• _What needs to be done_
Retype the records word for word, from their first line through the line that contains "webapp-view-caption: workstreams.ai webapp", including that line.

• _Data to use_
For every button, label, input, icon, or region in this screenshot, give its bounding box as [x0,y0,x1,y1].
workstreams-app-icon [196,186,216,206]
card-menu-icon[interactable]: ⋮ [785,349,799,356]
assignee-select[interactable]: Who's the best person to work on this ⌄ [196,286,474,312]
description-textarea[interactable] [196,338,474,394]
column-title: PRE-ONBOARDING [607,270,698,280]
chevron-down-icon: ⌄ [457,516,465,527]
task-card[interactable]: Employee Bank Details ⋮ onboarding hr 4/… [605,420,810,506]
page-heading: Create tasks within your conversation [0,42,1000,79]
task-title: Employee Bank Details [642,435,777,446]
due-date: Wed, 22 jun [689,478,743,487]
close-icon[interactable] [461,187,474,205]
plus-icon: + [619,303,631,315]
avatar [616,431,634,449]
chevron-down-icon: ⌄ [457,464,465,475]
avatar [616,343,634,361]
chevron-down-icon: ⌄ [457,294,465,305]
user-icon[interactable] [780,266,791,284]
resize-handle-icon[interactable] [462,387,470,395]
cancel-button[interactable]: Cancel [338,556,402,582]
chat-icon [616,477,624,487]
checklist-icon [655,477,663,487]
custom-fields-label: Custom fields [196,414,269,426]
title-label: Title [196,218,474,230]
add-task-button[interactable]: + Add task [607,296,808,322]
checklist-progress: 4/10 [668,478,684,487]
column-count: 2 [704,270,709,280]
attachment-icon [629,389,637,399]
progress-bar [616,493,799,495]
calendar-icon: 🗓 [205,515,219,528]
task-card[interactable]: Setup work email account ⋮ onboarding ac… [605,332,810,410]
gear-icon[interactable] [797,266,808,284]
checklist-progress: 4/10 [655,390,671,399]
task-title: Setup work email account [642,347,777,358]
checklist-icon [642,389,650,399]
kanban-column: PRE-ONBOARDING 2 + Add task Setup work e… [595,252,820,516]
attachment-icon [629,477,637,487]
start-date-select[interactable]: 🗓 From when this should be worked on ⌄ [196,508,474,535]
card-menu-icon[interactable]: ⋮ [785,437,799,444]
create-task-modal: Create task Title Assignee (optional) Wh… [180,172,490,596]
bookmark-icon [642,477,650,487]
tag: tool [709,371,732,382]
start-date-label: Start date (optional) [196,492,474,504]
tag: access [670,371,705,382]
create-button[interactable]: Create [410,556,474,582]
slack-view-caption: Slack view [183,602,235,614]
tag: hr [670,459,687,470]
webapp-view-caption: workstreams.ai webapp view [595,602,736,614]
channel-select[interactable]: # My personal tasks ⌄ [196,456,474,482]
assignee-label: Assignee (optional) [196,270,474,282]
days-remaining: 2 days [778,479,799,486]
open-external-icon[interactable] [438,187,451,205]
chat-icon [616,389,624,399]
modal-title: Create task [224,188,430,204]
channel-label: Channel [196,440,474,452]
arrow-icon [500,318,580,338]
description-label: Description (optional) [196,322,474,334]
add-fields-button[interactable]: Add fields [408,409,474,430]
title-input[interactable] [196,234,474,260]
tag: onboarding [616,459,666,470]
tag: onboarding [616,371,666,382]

• _Answer to this problem_
For every button, label, input, icon, or region in this screenshot, give its bounding box as [x0,y0,x1,y1].
workstreams-app-icon [196,186,216,206]
card-menu-icon[interactable]: ⋮ [785,349,799,356]
assignee-select[interactable]: Who's the best person to work on this ⌄ [196,286,474,312]
description-textarea[interactable] [196,338,474,394]
column-title: PRE-ONBOARDING [607,270,698,280]
chevron-down-icon: ⌄ [457,516,465,527]
task-card[interactable]: Employee Bank Details ⋮ onboarding hr 4/… [605,420,810,506]
page-heading: Create tasks within your conversation [0,42,1000,79]
task-title: Employee Bank Details [642,435,777,446]
due-date: Wed, 22 jun [689,478,743,487]
close-icon[interactable] [461,187,474,205]
plus-icon: + [619,303,631,315]
avatar [616,431,634,449]
chevron-down-icon: ⌄ [457,464,465,475]
avatar [616,343,634,361]
chevron-down-icon: ⌄ [457,294,465,305]
user-icon[interactable] [780,266,791,284]
resize-handle-icon[interactable] [462,387,470,395]
cancel-button[interactable]: Cancel [338,556,402,582]
chat-icon [616,477,624,487]
checklist-icon [655,477,663,487]
custom-fields-label: Custom fields [196,414,269,426]
title-label: Title [196,218,474,230]
add-task-button[interactable]: + Add task [607,296,808,322]
checklist-progress: 4/10 [668,478,684,487]
column-count: 2 [704,270,709,280]
attachment-icon [629,389,637,399]
progress-bar [616,493,799,495]
calendar-icon: 🗓 [205,515,219,528]
task-card[interactable]: Setup work email account ⋮ onboarding ac… [605,332,810,410]
gear-icon[interactable] [797,266,808,284]
checklist-progress: 4/10 [655,390,671,399]
task-title: Setup work email account [642,347,777,358]
checklist-icon [642,389,650,399]
kanban-column: PRE-ONBOARDING 2 + Add task Setup work e… [595,252,820,516]
attachment-icon [629,477,637,487]
start-date-select[interactable]: 🗓 From when this should be worked on ⌄ [196,508,474,535]
card-menu-icon[interactable]: ⋮ [785,437,799,444]
create-task-modal: Create task Title Assignee (optional) Wh… [180,172,490,596]
bookmark-icon [642,477,650,487]
tag: tool [709,371,732,382]
start-date-label: Start date (optional) [196,492,474,504]
tag: access [670,371,705,382]
create-button[interactable]: Create [410,556,474,582]
slack-view-caption: Slack view [183,602,235,614]
tag: hr [670,459,687,470]
webapp-view-caption: workstreams.ai webapp view [595,602,736,614]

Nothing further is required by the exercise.